Supplied text
________________

Ms. Nakpil also related an interesting sidebar story to the illegal trade. This is the participation of a Welshman born and raised in America named Elihu Yale. Yes, he is the same Yale who “made mammoth donation to an obscure college in ‘Conecticot’ which became one of the pillars of US Ivy League and bore his name…” Yale moved to India and “became one of the richest merchants trading in diamonds, slaves, money-lending, spices shipping and other contraband enterprises in Manila and Maguindanao.”
In bringing up corruption in 17th century Manila, is Ms. Nakpil is saying “that corruption is endemic to our country, like malaria or dengue fever because there’s nothing we can do about the behavior of mosquitoes?”
Not so fast. She reminds us of how the Chinese chronicles recorded the honesty of our forefathers… “Our real heritage is the honor system.” Ms. Nakpil also picks up from our national hero: “Rizal said that even our defects are those of our colonizers.” For Ms. Nakpil, “during those long oppressive centuries, we Filipinos were carefully taught by example; from Spain, sloth and braggadocio; from America, materialism and hypocrisy; and from both, that corruption was a tool for survival.
Ms. Nakpil says we need to bury the dead horse of colonization, with its deadly effects on our subconscious and expunge the poisonous habits that its carcass infected us with. Otherwise, “we shall remain in the shame list of the world’s most corrupt countries.”
But the Spaniards left us something worth emulating. This is the Residencia. It is the system by which the outgoing Spanish Governor General is made to account for his watch. He has to answer charges and complaints brought on by the King’s subjects and submit to a panel of judges led by his successor.
It now seems that P-Noy’s Truth Commission has a historical basis. The Residencia makes sure penalties are imposed for any transgressions, including confiscation, restitution or even jail terms. So why didn’t we have this system when we have copied almost every thing else, particularly the vices?
Ms. Nakpil’s view: The fault, dear fellow Pinoys, lies in that we chose to copy the many vices of our colonizers but none of their few virtues. We gladly took up their self indulgence, but very little of their discipline. We inherited the Siesta, the Fiesta and the Compadre (kumpare) and Spangalog (almost half of the nouns in our national language are Spanish words) but not the rational, sensible institutions like the Residencia.”
Oh well… I don’t have space to share many other insights of Ms. Nakpil that should shock today’s historically-challenged Pinoy. Now 88 years old, Ms. Nakpil has not lost her ability to use language as a sharp knife cutting through the pretensions of society that are at the root of our malaise. A Filipino who truly loves his country should start looking at history from a fresh and independent perspective. Reading this book is an entertaining and very educational first step.
I want to share the words of columnist Tony Abaya who once wrote of Ms. Nakpil: “Carmen Guerrero Nakpil is one of the heroines in the small pantheon where I worship whose impeccable prose, gentled good sense, and wry humor often made the unbearable bearable in this our most imperfect Inang Bayan.” My sentiments exactly!
The book Heroes and Villains is being launched this evening from 5 to 7 p.m. at the Philippines Heritage Library, Nielson Tower in Makati. See you there.
Crab mentality
Here’s another take on crab mentality I borrowed from my colleague Wilson Lee Flores.
Many of our politicians and government bureaucrats think this way—Three guys, stranded on a desert island, find a magic lantern containing a genie, who grants them each one wish.
The first guy wishes he was off the island and back home. The second guy wishes the same. The third guy says “I’m lonely. I wish my friends were back here.”

________________

Raw data

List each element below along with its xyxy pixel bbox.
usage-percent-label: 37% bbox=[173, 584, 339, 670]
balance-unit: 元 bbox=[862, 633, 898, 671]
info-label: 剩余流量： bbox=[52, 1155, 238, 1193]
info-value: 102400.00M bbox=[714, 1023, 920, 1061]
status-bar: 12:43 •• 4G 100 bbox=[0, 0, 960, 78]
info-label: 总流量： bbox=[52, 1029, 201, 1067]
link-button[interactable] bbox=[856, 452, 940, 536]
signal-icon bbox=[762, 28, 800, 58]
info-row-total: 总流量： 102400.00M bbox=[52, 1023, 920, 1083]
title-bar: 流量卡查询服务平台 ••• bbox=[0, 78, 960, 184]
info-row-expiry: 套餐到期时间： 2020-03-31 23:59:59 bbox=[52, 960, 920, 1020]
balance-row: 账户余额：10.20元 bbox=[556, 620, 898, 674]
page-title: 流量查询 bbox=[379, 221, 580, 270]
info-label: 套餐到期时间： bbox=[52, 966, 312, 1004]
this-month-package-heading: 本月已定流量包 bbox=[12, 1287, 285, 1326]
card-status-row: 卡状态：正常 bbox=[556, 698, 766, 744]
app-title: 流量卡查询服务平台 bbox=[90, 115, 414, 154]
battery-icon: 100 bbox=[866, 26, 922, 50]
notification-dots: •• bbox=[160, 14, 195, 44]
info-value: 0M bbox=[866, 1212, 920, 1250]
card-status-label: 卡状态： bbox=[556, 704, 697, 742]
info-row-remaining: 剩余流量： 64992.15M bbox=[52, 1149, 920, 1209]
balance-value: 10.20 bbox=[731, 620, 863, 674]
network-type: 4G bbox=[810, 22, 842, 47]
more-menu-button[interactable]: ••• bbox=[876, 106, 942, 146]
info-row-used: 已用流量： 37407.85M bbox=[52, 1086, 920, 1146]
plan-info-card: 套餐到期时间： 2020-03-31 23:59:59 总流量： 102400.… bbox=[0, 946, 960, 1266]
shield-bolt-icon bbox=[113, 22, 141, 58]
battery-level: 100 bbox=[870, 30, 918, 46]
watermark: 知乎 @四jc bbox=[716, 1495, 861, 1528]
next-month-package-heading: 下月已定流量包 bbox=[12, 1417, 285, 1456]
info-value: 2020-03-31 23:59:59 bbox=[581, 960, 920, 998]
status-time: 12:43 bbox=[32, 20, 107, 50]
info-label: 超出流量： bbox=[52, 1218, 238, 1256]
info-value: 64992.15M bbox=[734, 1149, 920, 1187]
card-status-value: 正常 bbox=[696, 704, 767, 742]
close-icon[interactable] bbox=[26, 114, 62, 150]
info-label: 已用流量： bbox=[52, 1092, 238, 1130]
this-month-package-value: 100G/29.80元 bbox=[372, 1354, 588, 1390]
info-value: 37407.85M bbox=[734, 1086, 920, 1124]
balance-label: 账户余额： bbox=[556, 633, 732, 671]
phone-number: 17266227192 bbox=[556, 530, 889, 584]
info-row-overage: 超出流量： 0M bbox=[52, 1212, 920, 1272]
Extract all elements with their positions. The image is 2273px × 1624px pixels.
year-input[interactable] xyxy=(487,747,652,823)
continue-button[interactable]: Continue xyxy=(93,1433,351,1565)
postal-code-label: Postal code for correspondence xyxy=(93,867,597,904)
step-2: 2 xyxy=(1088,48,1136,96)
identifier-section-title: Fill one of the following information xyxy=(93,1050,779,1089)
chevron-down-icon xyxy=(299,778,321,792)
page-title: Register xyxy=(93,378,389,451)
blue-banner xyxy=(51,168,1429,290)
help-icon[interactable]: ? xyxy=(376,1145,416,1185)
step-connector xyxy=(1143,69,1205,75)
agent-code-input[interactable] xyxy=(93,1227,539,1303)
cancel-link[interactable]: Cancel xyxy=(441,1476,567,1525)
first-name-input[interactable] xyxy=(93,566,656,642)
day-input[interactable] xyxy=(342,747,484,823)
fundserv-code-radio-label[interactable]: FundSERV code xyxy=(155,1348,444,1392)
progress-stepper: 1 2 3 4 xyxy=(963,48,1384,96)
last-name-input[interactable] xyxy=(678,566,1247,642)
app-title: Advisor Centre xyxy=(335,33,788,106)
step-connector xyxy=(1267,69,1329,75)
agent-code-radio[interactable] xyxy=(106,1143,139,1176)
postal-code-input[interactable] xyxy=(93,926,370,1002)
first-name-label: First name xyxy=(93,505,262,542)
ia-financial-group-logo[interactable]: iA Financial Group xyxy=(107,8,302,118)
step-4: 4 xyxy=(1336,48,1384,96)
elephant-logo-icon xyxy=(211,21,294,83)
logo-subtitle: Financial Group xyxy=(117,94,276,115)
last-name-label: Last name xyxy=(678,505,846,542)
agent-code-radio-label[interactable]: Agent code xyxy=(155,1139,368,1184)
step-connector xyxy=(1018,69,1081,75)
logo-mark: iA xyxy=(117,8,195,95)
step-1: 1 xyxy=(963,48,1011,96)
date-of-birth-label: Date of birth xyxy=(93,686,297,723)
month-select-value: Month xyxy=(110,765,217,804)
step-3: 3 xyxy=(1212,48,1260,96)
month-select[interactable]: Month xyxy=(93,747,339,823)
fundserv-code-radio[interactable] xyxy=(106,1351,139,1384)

________________

Can you copy the column from "Ms. Nakpil says" to "by his successor." while substituting "Viceroy" for "Governor General"? Rely only on the column itself.

Ms. Nakpil says we need to bury the dead horse of colonization, with its deadly effects on our subconscious and expunge the poisonous habits that its carcass infected us with. Otherwise, “we shall remain in the shame list of the world’s most corrupt countries.”
But the Spaniards left us something worth emulating. This is the Residencia. It is the system by which the outgoing Spanish Viceroy is made to account for his watch. He has to answer charges and complaints brought on by the King’s subjects and submit to a panel of judges led by his successor.